# [RECORDS FOR THE EXERCISE]
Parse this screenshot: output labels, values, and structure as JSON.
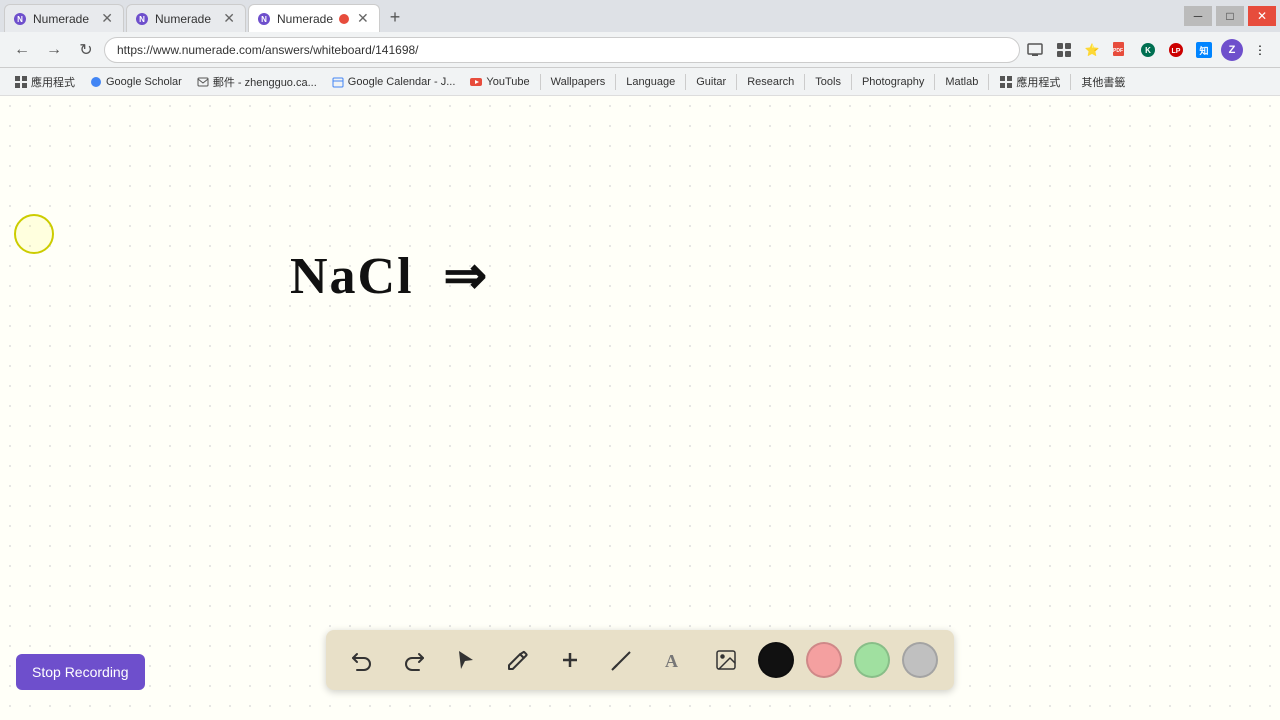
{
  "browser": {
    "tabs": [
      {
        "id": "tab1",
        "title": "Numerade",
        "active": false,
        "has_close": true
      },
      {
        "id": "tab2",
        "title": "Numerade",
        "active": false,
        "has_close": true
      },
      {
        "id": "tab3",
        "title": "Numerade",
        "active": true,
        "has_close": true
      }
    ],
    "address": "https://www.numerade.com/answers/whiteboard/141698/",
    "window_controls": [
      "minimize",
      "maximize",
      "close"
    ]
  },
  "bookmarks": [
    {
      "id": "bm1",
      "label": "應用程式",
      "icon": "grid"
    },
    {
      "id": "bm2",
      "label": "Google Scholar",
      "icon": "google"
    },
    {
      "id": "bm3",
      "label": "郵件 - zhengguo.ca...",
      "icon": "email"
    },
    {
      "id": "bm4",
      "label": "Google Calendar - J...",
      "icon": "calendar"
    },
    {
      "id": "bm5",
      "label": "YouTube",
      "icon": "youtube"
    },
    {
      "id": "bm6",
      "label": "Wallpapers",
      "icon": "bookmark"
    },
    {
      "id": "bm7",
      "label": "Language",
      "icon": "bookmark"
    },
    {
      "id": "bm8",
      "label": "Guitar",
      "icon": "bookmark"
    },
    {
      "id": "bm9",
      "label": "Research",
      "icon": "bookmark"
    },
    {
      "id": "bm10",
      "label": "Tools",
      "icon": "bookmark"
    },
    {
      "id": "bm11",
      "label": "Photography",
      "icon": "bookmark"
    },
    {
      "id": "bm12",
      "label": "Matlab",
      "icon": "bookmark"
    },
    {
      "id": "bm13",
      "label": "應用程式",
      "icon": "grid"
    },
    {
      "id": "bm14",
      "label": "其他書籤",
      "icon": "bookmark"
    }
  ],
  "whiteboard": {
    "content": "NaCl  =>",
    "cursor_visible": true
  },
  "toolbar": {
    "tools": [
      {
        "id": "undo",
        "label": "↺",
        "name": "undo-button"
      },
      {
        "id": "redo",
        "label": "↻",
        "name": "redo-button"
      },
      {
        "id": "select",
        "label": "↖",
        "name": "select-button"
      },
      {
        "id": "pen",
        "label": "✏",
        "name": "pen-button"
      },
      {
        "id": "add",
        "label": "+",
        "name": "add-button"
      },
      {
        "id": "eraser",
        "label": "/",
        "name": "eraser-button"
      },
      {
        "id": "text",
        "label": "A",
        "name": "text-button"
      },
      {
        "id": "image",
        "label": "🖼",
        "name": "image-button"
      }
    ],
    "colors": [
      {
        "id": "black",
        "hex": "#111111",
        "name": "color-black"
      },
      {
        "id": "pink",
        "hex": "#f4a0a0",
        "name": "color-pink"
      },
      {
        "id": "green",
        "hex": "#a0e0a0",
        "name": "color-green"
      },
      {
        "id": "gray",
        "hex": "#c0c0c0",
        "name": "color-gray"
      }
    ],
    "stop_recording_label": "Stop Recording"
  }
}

# [THE EXERCISE]
Print all of the entries word for word. Skip any images they contain.

# [EXERCISE ANSWER]
Parse this screenshot: output labels, values, and structure as JSON.
{
  "browser": {
    "tabs": [
      {
        "id": "tab1",
        "title": "Numerade",
        "active": false,
        "has_close": true
      },
      {
        "id": "tab2",
        "title": "Numerade",
        "active": false,
        "has_close": true
      },
      {
        "id": "tab3",
        "title": "Numerade",
        "active": true,
        "has_close": true
      }
    ],
    "address": "https://www.numerade.com/answers/whiteboard/141698/",
    "window_controls": [
      "minimize",
      "maximize",
      "close"
    ]
  },
  "bookmarks": [
    {
      "id": "bm1",
      "label": "應用程式",
      "icon": "grid"
    },
    {
      "id": "bm2",
      "label": "Google Scholar",
      "icon": "google"
    },
    {
      "id": "bm3",
      "label": "郵件 - zhengguo.ca...",
      "icon": "email"
    },
    {
      "id": "bm4",
      "label": "Google Calendar - J...",
      "icon": "calendar"
    },
    {
      "id": "bm5",
      "label": "YouTube",
      "icon": "youtube"
    },
    {
      "id": "bm6",
      "label": "Wallpapers",
      "icon": "bookmark"
    },
    {
      "id": "bm7",
      "label": "Language",
      "icon": "bookmark"
    },
    {
      "id": "bm8",
      "label": "Guitar",
      "icon": "bookmark"
    },
    {
      "id": "bm9",
      "label": "Research",
      "icon": "bookmark"
    },
    {
      "id": "bm10",
      "label": "Tools",
      "icon": "bookmark"
    },
    {
      "id": "bm11",
      "label": "Photography",
      "icon": "bookmark"
    },
    {
      "id": "bm12",
      "label": "Matlab",
      "icon": "bookmark"
    },
    {
      "id": "bm13",
      "label": "應用程式",
      "icon": "grid"
    },
    {
      "id": "bm14",
      "label": "其他書籤",
      "icon": "bookmark"
    }
  ],
  "whiteboard": {
    "content": "NaCl  =>",
    "cursor_visible": true
  },
  "toolbar": {
    "tools": [
      {
        "id": "undo",
        "label": "↺",
        "name": "undo-button"
      },
      {
        "id": "redo",
        "label": "↻",
        "name": "redo-button"
      },
      {
        "id": "select",
        "label": "↖",
        "name": "select-button"
      },
      {
        "id": "pen",
        "label": "✏",
        "name": "pen-button"
      },
      {
        "id": "add",
        "label": "+",
        "name": "add-button"
      },
      {
        "id": "eraser",
        "label": "/",
        "name": "eraser-button"
      },
      {
        "id": "text",
        "label": "A",
        "name": "text-button"
      },
      {
        "id": "image",
        "label": "🖼",
        "name": "image-button"
      }
    ],
    "colors": [
      {
        "id": "black",
        "hex": "#111111",
        "name": "color-black"
      },
      {
        "id": "pink",
        "hex": "#f4a0a0",
        "name": "color-pink"
      },
      {
        "id": "green",
        "hex": "#a0e0a0",
        "name": "color-green"
      },
      {
        "id": "gray",
        "hex": "#c0c0c0",
        "name": "color-gray"
      }
    ],
    "stop_recording_label": "Stop Recording"
  }
}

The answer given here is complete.